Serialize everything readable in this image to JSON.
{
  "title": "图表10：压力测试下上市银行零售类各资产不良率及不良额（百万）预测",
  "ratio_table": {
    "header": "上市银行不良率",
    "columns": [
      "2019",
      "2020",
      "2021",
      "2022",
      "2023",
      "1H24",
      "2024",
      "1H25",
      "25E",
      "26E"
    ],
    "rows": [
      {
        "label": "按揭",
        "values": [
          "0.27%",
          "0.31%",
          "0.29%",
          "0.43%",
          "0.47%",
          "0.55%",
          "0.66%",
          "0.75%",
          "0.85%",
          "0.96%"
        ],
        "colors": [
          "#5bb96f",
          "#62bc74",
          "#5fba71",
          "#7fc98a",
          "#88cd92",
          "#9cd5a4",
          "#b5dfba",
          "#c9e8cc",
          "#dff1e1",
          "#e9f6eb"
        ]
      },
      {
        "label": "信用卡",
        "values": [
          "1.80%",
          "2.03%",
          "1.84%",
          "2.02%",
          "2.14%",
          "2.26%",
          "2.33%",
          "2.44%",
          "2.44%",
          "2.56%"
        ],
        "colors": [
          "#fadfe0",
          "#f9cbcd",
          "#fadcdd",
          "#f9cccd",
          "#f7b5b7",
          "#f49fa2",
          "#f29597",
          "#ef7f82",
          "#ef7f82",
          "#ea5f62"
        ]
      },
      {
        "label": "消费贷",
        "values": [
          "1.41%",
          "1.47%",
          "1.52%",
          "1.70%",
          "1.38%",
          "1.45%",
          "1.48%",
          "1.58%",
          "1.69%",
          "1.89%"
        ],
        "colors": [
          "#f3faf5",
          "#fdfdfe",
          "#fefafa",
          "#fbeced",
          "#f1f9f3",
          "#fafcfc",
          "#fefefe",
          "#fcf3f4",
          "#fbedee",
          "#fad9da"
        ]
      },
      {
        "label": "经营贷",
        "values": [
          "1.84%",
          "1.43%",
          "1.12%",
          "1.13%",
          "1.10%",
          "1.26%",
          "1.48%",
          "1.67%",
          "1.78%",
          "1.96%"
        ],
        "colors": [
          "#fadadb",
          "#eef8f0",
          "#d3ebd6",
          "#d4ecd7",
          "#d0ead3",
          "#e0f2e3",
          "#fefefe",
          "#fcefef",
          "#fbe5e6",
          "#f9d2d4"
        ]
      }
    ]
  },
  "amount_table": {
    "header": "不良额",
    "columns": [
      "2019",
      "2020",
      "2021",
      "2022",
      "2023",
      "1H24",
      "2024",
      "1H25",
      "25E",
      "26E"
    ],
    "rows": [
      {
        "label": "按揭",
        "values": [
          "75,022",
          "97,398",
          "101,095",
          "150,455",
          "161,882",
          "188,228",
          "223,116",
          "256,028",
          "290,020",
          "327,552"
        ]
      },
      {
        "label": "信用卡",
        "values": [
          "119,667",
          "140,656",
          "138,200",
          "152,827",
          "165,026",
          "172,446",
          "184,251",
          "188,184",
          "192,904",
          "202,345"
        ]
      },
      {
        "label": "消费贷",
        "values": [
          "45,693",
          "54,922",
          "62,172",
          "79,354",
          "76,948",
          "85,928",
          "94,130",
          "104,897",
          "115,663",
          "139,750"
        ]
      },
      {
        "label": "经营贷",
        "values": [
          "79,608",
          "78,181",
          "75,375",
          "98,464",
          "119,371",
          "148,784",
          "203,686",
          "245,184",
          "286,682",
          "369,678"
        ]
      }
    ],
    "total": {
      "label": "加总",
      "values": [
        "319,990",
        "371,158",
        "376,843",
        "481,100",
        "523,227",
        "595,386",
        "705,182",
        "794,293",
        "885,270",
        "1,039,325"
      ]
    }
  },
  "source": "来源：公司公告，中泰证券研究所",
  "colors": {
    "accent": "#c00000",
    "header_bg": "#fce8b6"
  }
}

_ _ _ _ _ _ _

=== WHAT IS BEING ASKED ===
Produce a verbatim transcription of the entries above.

=== EXERCISE RESPONSE ===
Serialize everything readable in this image to JSON.
{
  "title": "图表10：压力测试下上市银行零售类各资产不良率及不良额（百万）预测",
  "ratio_table": {
    "header": "上市银行不良率",
    "columns": [
      "2019",
      "2020",
      "2021",
      "2022",
      "2023",
      "1H24",
      "2024",
      "1H25",
      "25E",
      "26E"
    ],
    "rows": [
      {
        "label": "按揭",
        "values": [
          "0.27%",
          "0.31%",
          "0.29%",
          "0.43%",
          "0.47%",
          "0.55%",
          "0.66%",
          "0.75%",
          "0.85%",
          "0.96%"
        ],
        "colors": [
          "#5bb96f",
          "#62bc74",
          "#5fba71",
          "#7fc98a",
          "#88cd92",
          "#9cd5a4",
          "#b5dfba",
          "#c9e8cc",
          "#dff1e1",
          "#e9f6eb"
        ]
      },
      {
        "label": "信用卡",
        "values": [
          "1.80%",
          "2.03%",
          "1.84%",
          "2.02%",
          "2.14%",
          "2.26%",
          "2.33%",
          "2.44%",
          "2.44%",
          "2.56%"
        ],
        "colors": [
          "#fadfe0",
          "#f9cbcd",
          "#fadcdd",
          "#f9cccd",
          "#f7b5b7",
          "#f49fa2",
          "#f29597",
          "#ef7f82",
          "#ef7f82",
          "#ea5f62"
        ]
      },
      {
        "label": "消费贷",
        "values": [
          "1.41%",
          "1.47%",
          "1.52%",
          "1.70%",
          "1.38%",
          "1.45%",
          "1.48%",
          "1.58%",
          "1.69%",
          "1.89%"
        ],
        "colors": [
          "#f3faf5",
          "#fdfdfe",
          "#fefafa",
          "#fbeced",
          "#f1f9f3",
          "#fafcfc",
          "#fefefe",
          "#fcf3f4",
          "#fbedee",
          "#fad9da"
        ]
      },
      {
        "label": "经营贷",
        "values": [
          "1.84%",
          "1.43%",
          "1.12%",
          "1.13%",
          "1.10%",
          "1.26%",
          "1.48%",
          "1.67%",
          "1.78%",
          "1.96%"
        ],
        "colors": [
          "#fadadb",
          "#eef8f0",
          "#d3ebd6",
          "#d4ecd7",
          "#d0ead3",
          "#e0f2e3",
          "#fefefe",
          "#fcefef",
          "#fbe5e6",
          "#f9d2d4"
        ]
      }
    ]
  },
  "amount_table": {
    "header": "不良额",
    "columns": [
      "2019",
      "2020",
      "2021",
      "2022",
      "2023",
      "1H24",
      "2024",
      "1H25",
      "25E",
      "26E"
    ],
    "rows": [
      {
        "label": "按揭",
        "values": [
          "75,022",
          "97,398",
          "101,095",
          "150,455",
          "161,882",
          "188,228",
          "223,116",
          "256,028",
          "290,020",
          "327,552"
        ]
      },
      {
        "label": "信用卡",
        "values": [
          "119,667",
          "140,656",
          "138,200",
          "152,827",
          "165,026",
          "172,446",
          "184,251",
          "188,184",
          "192,904",
          "202,345"
        ]
      },
      {
        "label": "消费贷",
        "values": [
          "45,693",
          "54,922",
          "62,172",
          "79,354",
          "76,948",
          "85,928",
          "94,130",
          "104,897",
          "115,663",
          "139,750"
        ]
      },
      {
        "label": "经营贷",
        "values": [
          "79,608",
          "78,181",
          "75,375",
          "98,464",
          "119,371",
          "148,784",
          "203,686",
          "245,184",
          "286,682",
          "369,678"
        ]
      }
    ],
    "total": {
      "label": "加总",
      "values": [
        "319,990",
        "371,158",
        "376,843",
        "481,100",
        "523,227",
        "595,386",
        "705,182",
        "794,293",
        "885,270",
        "1,039,325"
      ]
    }
  },
  "source": "来源：公司公告，中泰证券研究所",
  "colors": {
    "accent": "#c00000",
    "header_bg": "#fce8b6"
  }
}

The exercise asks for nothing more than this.